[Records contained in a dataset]
==*==
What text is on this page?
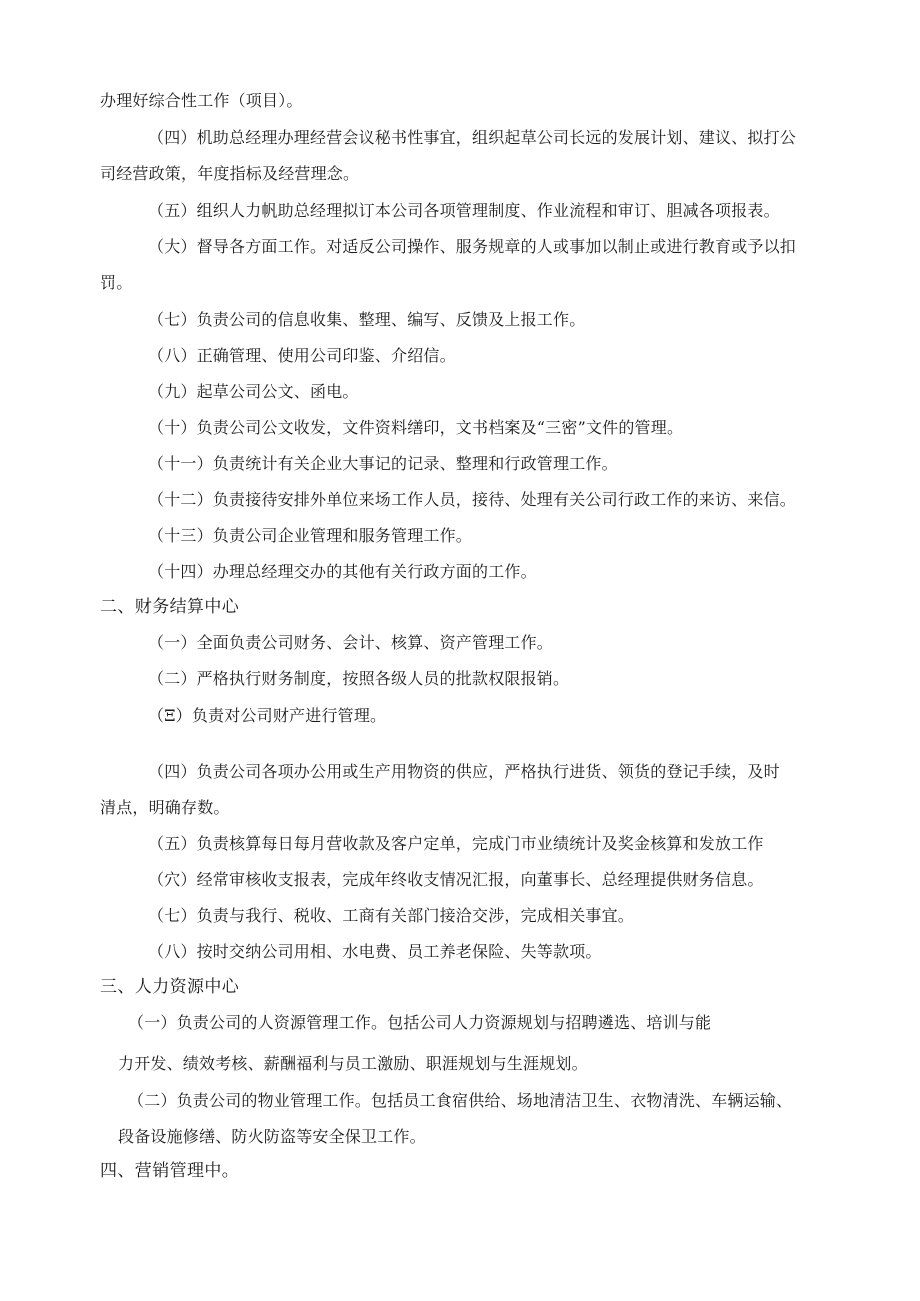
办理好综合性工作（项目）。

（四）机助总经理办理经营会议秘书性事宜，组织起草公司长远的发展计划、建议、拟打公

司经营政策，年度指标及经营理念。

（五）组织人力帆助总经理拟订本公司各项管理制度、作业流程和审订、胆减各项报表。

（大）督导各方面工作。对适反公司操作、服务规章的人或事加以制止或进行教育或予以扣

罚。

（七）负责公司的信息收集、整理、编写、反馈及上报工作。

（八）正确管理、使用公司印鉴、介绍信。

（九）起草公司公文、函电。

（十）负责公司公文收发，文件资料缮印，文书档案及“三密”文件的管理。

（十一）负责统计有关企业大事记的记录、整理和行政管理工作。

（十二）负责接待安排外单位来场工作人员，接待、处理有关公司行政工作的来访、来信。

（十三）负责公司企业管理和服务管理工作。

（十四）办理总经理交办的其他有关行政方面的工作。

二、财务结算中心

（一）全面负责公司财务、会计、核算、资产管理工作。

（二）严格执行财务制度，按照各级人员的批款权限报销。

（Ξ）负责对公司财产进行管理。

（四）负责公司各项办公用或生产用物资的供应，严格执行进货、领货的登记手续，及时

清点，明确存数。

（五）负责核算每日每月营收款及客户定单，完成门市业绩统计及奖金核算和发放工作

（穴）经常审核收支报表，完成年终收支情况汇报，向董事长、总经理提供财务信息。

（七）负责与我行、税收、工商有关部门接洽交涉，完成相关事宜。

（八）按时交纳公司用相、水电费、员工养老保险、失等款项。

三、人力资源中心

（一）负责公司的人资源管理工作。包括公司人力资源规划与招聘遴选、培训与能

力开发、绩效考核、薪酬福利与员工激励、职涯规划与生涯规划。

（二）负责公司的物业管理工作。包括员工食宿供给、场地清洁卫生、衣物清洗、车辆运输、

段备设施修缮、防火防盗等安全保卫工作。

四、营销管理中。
==*==
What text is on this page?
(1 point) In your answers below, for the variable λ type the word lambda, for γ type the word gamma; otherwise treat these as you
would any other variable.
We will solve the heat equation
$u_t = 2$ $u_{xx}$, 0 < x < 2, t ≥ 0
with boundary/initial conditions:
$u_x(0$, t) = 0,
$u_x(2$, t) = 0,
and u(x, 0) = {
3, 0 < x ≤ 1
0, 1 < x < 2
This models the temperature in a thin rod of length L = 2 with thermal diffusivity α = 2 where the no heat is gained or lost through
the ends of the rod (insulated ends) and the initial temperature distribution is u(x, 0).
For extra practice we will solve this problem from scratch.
==*==
■ **Exercise directions**:
Say the number of lines in the records above that include the string "heat", and no more.

■ **Result**:
2